Data items:
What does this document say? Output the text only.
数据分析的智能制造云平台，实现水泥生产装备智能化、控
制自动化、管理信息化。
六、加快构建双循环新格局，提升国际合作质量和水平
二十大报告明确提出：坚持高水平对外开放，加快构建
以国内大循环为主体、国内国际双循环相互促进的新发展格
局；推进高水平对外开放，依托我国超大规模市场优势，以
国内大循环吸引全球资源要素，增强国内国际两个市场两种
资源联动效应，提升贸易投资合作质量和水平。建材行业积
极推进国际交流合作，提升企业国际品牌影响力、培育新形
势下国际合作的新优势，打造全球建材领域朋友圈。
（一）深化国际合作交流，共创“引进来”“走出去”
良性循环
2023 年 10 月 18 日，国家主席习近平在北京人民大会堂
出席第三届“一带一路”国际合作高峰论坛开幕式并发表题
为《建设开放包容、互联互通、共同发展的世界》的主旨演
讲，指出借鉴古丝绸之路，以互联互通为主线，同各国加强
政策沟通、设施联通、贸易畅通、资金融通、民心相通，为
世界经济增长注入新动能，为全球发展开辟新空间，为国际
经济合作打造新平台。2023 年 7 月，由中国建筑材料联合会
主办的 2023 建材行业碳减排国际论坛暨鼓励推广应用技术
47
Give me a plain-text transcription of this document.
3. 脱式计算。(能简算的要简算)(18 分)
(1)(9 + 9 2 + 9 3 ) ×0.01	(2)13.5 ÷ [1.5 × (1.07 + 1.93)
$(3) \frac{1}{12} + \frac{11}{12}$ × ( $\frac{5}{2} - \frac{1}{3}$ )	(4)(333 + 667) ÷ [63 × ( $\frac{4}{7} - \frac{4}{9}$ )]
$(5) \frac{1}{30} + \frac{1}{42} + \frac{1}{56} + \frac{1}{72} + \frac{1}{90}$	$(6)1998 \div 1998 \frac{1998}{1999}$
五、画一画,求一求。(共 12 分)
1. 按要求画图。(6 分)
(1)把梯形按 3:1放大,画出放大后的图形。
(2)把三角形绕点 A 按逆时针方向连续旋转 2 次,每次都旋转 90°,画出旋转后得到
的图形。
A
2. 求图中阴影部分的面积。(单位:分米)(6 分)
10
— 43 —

WHAT NEEDS TO BE DONE: Provide an exact reproduction of all the entries shown above.

FULL SOLUTION:
What does this document say? Output the text only.
数据分析的智能制造云平台，实现水泥生产装备智能化、控
制自动化、管理信息化。
六、加快构建双循环新格局，提升国际合作质量和水平
二十大报告明确提出：坚持高水平对外开放，加快构建
以国内大循环为主体、国内国际双循环相互促进的新发展格
局；推进高水平对外开放，依托我国超大规模市场优势，以
国内大循环吸引全球资源要素，增强国内国际两个市场两种
资源联动效应，提升贸易投资合作质量和水平。建材行业积
极推进国际交流合作，提升企业国际品牌影响力、培育新形
势下国际合作的新优势，打造全球建材领域朋友圈。
（一）深化国际合作交流，共创“引进来”“走出去”
良性循环
2023 年 10 月 18 日，国家主席习近平在北京人民大会堂
出席第三届“一带一路”国际合作高峰论坛开幕式并发表题
为《建设开放包容、互联互通、共同发展的世界》的主旨演
讲，指出借鉴古丝绸之路，以互联互通为主线，同各国加强
政策沟通、设施联通、贸易畅通、资金融通、民心相通，为
世界经济增长注入新动能，为全球发展开辟新空间，为国际
经济合作打造新平台。2023 年 7 月，由中国建筑材料联合会
主办的 2023 建材行业碳减排国际论坛暨鼓励推广应用技术
47
Give me a plain-text transcription of this document.
3. 脱式计算。(能简算的要简算)(18 分)
(1)(9 + 9 2 + 9 3 ) ×0.01	(2)13.5 ÷ [1.5 × (1.07 + 1.93)
$(3) \frac{1}{12} + \frac{11}{12}$ × ( $\frac{5}{2} - \frac{1}{3}$ )	(4)(333 + 667) ÷ [63 × ( $\frac{4}{7} - \frac{4}{9}$ )]
$(5) \frac{1}{30} + \frac{1}{42} + \frac{1}{56} + \frac{1}{72} + \frac{1}{90}$	$(6)1998 \div 1998 \frac{1998}{1999}$
五、画一画,求一求。(共 12 分)
1. 按要求画图。(6 分)
(1)把梯形按 3:1放大,画出放大后的图形。
(2)把三角形绕点 A 按逆时针方向连续旋转 2 次,每次都旋转 90°,画出旋转后得到
的图形。
A
2. 求图中阴影部分的面积。(单位:分米)(6 分)
10
— 43 —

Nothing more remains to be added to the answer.